* [MATERIAL PROVIDED]:
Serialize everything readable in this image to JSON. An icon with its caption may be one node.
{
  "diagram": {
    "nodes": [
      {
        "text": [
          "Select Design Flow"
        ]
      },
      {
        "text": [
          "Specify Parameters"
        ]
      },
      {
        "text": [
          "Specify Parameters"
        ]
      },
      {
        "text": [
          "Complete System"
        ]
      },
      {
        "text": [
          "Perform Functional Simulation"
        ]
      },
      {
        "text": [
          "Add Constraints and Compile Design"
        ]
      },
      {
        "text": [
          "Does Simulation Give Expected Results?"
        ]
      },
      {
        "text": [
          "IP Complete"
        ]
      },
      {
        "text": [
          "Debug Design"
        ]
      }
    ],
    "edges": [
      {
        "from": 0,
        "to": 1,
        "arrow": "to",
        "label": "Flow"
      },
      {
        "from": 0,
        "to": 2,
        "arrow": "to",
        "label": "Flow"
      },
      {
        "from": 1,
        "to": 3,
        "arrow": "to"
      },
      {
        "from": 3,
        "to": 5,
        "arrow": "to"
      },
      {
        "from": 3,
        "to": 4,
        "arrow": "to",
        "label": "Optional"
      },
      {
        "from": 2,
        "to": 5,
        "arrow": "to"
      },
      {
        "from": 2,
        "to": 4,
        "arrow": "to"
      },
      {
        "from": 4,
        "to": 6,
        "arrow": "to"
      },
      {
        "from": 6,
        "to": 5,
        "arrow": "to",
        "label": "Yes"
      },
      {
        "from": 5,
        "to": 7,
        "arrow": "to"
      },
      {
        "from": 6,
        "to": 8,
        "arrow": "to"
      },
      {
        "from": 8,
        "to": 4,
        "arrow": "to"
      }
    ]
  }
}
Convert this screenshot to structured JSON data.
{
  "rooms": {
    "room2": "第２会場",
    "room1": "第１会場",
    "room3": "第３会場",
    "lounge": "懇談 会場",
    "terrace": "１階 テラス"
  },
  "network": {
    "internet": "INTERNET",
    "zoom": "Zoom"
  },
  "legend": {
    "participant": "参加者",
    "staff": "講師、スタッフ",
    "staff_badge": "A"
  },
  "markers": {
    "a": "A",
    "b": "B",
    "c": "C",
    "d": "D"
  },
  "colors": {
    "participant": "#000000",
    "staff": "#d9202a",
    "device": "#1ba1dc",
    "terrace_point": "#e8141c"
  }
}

* * *

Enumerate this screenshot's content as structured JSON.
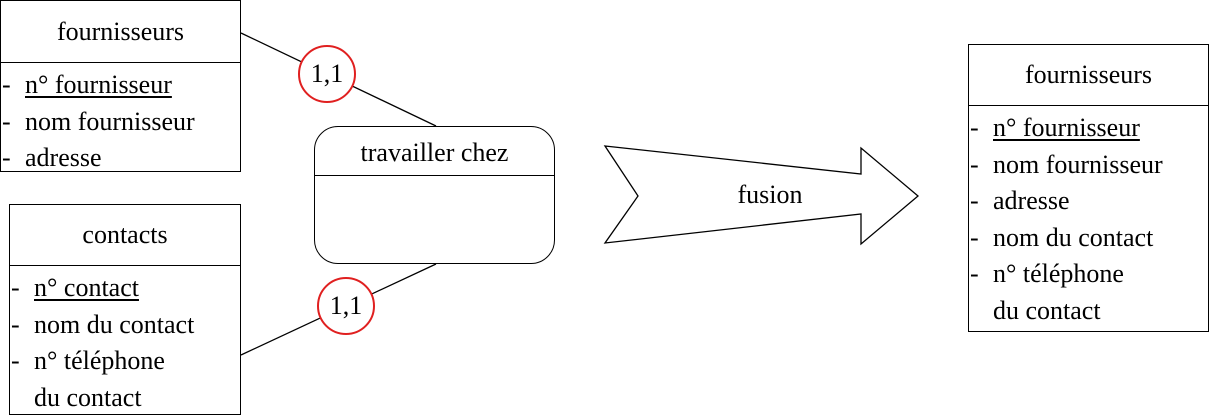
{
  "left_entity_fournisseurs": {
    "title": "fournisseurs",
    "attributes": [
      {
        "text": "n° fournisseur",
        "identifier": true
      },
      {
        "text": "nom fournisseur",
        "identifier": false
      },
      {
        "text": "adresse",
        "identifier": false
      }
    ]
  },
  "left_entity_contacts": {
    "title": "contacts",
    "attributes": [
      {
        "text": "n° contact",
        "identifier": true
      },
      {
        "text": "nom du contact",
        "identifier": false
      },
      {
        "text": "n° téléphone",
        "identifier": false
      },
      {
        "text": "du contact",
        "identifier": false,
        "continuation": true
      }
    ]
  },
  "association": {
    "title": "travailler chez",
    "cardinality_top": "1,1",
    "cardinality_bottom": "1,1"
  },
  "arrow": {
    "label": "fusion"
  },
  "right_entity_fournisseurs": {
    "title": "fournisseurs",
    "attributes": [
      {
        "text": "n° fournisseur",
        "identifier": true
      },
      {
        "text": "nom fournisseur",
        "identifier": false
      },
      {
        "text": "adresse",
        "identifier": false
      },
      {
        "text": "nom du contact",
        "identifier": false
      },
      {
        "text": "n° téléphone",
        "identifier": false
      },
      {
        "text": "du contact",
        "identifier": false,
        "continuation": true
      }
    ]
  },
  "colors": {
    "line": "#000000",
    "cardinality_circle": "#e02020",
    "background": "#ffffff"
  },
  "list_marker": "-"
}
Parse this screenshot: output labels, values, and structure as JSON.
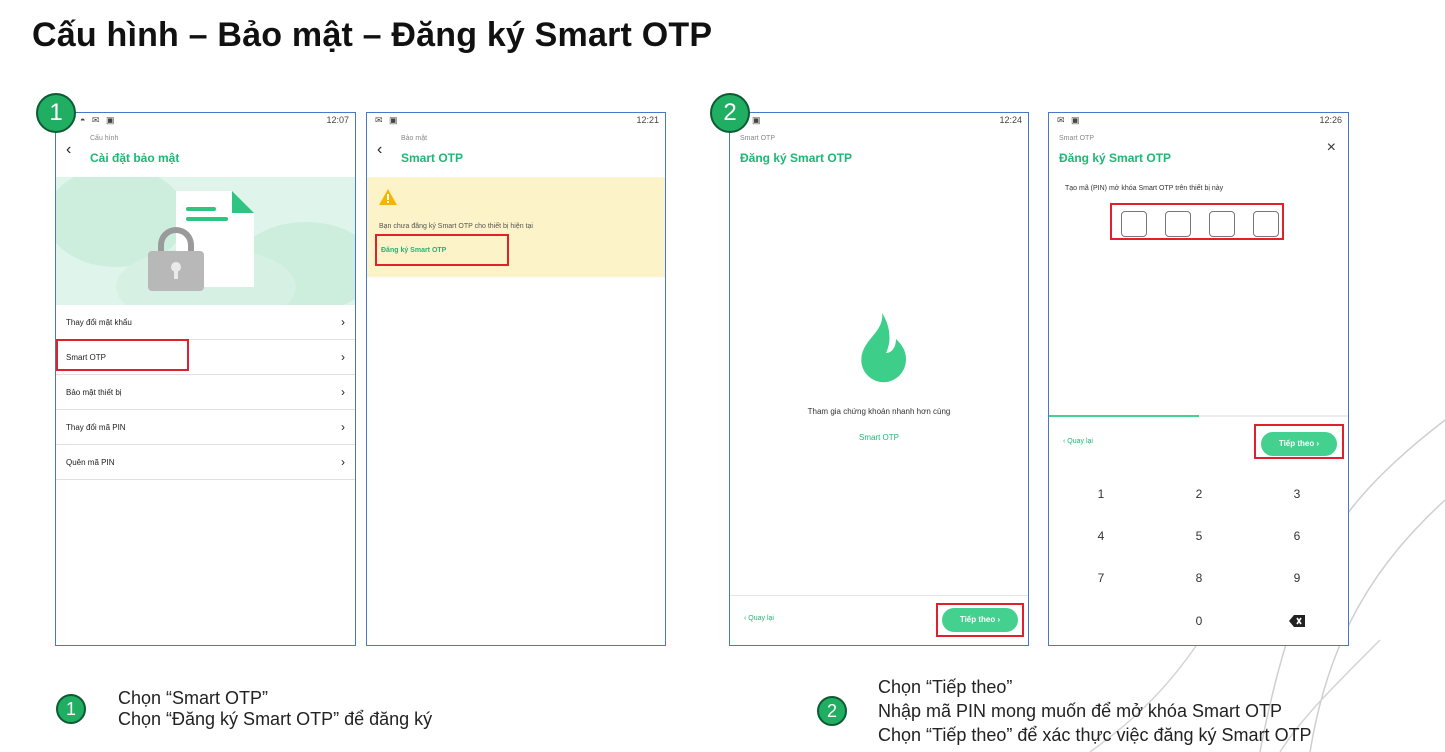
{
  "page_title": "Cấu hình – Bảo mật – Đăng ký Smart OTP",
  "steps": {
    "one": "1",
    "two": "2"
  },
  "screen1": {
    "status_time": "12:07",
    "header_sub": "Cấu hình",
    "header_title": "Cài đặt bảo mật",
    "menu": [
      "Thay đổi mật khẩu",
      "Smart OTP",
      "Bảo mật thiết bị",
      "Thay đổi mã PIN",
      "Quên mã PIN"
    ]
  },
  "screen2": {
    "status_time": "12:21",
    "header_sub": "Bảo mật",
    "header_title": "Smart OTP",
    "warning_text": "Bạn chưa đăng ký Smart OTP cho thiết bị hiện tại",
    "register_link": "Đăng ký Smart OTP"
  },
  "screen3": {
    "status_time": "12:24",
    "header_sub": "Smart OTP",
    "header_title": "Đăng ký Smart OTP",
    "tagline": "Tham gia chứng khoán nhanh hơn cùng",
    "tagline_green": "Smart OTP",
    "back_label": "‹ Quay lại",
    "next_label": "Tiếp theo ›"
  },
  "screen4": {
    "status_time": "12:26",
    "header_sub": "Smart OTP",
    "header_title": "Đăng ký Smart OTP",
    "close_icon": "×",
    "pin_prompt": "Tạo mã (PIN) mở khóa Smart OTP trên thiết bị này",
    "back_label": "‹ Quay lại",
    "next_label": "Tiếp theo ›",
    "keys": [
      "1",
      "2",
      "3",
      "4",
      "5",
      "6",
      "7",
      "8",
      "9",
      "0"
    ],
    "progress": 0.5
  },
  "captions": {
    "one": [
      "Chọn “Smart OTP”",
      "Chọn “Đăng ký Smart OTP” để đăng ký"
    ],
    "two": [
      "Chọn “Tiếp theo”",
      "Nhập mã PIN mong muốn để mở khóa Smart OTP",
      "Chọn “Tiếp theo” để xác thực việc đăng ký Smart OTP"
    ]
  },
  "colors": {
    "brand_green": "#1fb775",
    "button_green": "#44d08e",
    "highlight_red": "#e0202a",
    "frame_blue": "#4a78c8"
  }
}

* [DIRECTIVE]: Find every line with the word "Tiếp" and state how many there are, with no other words.

* [TASK SOLUTION]: 4